[Records from a data collection]
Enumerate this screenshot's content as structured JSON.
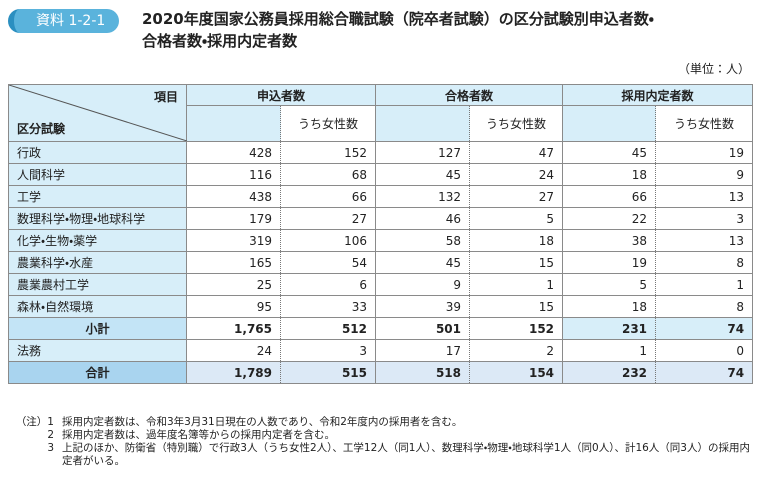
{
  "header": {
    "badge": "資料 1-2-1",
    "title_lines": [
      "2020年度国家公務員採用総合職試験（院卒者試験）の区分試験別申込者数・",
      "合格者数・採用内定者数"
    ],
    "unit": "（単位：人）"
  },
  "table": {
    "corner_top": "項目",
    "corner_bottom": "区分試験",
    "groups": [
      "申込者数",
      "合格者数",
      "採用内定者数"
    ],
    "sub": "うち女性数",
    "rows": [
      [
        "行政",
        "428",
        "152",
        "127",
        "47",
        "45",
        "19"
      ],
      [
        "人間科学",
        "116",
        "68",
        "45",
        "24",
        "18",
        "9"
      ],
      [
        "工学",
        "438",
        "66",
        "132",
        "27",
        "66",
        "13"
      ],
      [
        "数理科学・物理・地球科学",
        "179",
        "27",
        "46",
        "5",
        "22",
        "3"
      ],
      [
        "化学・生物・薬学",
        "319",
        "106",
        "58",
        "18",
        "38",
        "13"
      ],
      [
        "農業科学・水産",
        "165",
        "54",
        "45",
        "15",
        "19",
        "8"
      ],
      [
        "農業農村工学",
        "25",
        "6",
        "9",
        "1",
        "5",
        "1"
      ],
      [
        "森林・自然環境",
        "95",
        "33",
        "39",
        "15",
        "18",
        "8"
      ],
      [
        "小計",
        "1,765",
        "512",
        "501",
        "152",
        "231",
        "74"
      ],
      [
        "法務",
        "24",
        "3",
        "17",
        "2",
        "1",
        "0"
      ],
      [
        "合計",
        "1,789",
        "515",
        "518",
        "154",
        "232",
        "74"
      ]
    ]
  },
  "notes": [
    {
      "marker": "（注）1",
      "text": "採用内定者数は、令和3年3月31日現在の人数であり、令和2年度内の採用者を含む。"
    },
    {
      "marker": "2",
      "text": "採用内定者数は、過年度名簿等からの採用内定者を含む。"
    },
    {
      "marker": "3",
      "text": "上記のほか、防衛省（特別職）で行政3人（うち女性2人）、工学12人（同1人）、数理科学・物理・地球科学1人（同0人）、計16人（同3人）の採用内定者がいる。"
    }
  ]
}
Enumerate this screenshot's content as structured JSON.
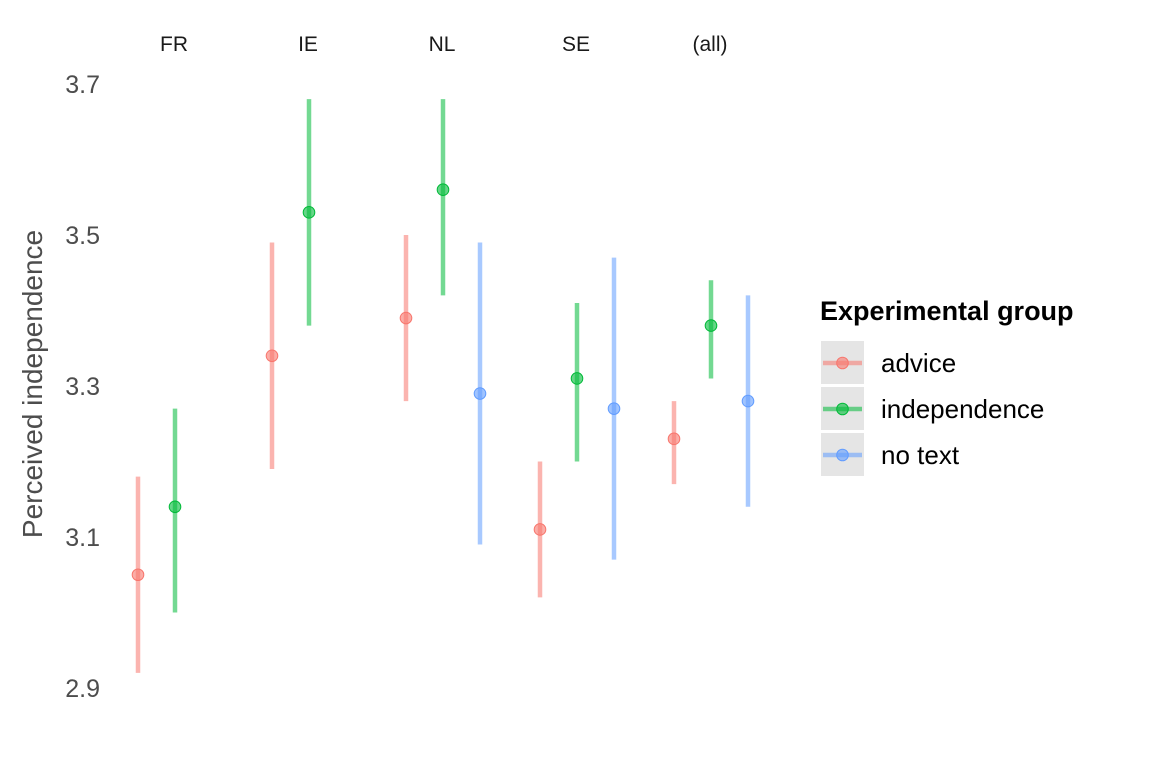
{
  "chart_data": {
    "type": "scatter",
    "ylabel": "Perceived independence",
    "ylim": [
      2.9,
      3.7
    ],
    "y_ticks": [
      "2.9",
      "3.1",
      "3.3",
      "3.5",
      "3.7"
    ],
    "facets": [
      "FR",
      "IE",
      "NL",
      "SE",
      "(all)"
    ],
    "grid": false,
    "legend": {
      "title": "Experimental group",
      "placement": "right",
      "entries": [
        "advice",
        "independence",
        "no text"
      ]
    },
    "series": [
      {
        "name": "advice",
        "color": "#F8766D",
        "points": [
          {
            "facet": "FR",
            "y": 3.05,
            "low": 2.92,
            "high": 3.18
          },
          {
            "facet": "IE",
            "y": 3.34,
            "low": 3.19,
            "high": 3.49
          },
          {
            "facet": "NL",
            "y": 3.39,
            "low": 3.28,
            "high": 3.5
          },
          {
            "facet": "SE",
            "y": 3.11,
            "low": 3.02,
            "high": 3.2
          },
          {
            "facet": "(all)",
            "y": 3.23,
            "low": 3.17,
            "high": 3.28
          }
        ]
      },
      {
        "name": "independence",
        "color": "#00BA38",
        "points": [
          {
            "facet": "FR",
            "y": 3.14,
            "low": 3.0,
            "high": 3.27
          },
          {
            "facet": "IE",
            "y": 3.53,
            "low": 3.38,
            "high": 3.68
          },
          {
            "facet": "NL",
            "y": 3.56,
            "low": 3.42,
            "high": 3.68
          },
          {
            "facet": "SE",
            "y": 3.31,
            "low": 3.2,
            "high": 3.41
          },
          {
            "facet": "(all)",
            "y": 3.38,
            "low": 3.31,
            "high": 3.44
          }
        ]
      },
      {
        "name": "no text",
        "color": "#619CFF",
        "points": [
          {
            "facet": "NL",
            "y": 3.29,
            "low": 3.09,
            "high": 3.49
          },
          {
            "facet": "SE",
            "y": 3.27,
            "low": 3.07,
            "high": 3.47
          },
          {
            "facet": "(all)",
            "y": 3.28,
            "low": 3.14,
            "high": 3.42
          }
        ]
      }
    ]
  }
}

==

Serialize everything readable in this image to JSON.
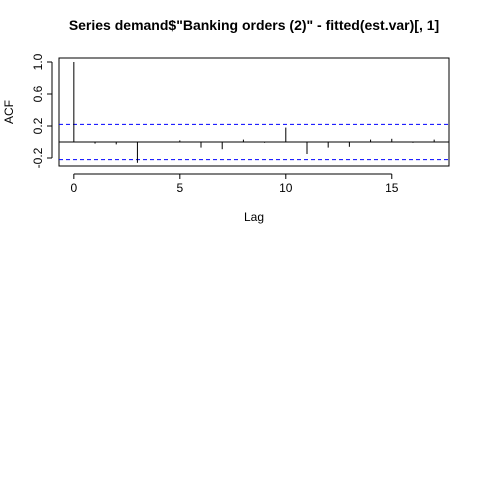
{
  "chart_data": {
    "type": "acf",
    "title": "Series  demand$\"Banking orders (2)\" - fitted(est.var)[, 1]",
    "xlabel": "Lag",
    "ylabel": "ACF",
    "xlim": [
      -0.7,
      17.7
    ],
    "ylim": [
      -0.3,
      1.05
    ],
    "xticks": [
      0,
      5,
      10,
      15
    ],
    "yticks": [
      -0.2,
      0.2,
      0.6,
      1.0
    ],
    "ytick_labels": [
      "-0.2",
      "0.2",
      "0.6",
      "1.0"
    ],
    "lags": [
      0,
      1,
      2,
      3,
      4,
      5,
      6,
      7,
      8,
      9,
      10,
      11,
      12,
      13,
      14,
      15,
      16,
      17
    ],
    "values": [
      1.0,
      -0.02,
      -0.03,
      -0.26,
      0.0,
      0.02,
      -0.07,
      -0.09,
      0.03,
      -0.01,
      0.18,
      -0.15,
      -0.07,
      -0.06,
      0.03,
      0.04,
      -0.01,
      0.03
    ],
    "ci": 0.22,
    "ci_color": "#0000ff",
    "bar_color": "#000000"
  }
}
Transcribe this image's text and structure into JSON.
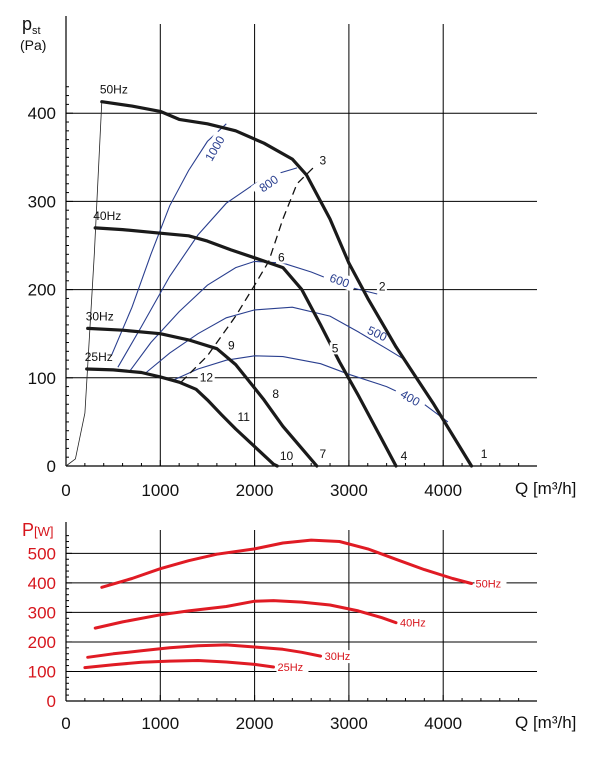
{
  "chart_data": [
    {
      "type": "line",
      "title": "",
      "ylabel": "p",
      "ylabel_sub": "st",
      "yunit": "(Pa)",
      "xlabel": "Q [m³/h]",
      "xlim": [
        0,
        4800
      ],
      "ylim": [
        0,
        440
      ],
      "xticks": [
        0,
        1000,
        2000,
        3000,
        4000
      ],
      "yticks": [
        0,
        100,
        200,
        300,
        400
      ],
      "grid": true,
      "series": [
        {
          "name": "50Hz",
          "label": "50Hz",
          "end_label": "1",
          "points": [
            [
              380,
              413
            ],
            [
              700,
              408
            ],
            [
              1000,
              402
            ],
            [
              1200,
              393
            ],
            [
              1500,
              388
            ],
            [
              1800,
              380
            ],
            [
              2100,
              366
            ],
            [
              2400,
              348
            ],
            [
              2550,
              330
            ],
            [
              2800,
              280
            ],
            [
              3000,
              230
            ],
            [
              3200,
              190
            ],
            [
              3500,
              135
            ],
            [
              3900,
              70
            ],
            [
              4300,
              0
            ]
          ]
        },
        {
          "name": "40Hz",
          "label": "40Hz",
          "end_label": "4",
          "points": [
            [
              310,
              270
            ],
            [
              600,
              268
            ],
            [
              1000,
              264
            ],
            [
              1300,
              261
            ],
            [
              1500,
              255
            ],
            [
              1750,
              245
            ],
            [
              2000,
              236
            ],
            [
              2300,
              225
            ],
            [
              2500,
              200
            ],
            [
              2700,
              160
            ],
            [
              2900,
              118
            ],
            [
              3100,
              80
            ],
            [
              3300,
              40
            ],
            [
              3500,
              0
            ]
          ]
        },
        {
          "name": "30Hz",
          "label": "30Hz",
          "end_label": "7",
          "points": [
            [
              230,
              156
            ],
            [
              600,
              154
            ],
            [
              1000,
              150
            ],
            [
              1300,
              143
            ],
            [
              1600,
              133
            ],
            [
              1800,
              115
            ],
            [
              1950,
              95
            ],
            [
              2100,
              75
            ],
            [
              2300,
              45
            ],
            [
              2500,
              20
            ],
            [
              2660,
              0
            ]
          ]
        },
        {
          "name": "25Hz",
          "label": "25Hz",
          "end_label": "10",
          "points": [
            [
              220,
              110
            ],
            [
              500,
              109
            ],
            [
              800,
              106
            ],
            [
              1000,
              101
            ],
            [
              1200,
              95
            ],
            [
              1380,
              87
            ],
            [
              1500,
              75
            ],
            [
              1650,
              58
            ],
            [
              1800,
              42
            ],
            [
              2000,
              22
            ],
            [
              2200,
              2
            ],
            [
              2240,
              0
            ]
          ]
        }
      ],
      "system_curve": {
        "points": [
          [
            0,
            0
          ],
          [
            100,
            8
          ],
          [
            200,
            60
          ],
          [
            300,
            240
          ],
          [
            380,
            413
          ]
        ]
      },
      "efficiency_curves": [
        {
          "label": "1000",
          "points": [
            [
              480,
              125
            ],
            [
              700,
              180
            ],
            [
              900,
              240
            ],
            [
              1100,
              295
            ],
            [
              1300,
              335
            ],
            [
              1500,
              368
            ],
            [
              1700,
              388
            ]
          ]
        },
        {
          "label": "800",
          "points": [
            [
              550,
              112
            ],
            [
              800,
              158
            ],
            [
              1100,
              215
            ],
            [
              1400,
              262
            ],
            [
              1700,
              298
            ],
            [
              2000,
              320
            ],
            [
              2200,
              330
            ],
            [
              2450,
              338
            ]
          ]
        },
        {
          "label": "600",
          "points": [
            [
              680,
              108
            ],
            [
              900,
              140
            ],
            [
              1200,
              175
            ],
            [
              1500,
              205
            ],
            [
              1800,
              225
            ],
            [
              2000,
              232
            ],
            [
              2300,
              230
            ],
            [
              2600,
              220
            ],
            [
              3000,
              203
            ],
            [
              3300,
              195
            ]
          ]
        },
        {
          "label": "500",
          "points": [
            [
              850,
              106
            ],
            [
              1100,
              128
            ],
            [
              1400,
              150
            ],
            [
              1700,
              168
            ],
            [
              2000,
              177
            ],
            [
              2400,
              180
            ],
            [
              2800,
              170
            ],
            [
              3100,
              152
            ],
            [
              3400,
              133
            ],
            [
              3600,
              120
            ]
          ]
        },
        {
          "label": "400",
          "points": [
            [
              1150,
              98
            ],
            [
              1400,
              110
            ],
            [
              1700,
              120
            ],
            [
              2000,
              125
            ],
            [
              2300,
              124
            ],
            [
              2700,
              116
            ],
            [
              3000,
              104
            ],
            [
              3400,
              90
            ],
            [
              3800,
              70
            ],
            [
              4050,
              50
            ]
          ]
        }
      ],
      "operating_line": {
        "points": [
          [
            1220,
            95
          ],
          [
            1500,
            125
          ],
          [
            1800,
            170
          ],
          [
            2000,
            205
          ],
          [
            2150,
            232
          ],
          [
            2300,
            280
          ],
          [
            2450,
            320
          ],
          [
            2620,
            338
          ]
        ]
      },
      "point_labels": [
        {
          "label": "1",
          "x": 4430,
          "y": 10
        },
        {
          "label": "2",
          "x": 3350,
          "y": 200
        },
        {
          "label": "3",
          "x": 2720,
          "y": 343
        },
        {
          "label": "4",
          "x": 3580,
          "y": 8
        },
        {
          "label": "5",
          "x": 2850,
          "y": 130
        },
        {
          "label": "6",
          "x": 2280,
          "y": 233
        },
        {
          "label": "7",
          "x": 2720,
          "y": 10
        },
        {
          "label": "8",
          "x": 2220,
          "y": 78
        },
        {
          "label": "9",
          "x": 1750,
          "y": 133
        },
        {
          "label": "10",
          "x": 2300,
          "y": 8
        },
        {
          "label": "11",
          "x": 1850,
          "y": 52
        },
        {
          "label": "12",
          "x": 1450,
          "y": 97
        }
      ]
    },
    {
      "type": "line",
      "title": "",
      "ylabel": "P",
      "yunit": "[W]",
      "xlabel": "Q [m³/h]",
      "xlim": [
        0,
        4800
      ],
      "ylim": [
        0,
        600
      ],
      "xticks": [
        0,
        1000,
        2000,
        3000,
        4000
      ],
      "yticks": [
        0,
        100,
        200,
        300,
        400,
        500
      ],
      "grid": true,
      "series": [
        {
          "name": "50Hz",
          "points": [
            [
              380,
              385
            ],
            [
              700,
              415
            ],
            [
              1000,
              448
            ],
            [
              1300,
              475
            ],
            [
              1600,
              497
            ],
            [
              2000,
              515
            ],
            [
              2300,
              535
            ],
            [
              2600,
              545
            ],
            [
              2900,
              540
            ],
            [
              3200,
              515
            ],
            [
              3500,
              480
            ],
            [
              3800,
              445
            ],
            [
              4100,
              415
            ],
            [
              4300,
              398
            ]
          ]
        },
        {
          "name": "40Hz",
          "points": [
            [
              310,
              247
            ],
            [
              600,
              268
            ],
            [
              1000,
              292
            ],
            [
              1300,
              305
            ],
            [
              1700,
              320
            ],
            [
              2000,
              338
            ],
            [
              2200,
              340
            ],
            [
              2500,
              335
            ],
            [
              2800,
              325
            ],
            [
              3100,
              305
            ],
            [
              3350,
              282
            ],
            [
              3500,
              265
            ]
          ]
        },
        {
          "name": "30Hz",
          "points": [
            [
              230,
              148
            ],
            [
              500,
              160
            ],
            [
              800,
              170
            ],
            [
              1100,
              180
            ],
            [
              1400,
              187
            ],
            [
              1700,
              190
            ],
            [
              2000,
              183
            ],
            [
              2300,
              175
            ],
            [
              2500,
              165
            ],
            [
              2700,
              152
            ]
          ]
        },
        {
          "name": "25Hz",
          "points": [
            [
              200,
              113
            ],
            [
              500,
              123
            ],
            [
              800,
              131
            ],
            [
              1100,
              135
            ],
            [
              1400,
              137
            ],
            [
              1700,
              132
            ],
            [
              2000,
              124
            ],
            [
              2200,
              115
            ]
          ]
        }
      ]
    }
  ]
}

...

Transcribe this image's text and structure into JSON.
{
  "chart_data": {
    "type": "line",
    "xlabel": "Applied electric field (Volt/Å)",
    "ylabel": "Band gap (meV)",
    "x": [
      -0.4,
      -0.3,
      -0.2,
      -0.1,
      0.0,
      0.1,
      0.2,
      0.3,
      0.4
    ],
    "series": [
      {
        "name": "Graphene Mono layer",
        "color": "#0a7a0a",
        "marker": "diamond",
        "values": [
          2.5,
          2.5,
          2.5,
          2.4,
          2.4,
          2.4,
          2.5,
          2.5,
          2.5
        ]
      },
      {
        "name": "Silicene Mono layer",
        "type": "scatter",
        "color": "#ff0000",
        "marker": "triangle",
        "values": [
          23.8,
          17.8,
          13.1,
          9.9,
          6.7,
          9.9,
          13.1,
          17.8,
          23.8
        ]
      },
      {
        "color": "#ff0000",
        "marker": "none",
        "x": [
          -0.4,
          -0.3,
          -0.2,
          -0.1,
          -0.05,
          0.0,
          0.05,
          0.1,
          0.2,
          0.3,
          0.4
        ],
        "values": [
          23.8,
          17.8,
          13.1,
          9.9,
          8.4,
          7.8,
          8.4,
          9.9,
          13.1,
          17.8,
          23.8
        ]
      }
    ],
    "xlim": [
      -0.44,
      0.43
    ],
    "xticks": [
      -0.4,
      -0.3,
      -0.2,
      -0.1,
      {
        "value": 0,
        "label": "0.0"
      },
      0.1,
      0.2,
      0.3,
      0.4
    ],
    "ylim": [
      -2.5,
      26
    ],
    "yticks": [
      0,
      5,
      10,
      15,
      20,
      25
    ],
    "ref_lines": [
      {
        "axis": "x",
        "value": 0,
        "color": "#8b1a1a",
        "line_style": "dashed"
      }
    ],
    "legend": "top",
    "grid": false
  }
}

• [WHAT YOU ARE ASKED TO DO] Find all lines holding the string "採用内定者数は" and copy them.

• [PROBLEM SOLUTION]
      "text": "採用内定者数は、令和3年3月31日現在の人数であり、令和2年度内の採用者を含む。"
      "text": "採用内定者数は、過年度名簿等からの採用内定者を含む。"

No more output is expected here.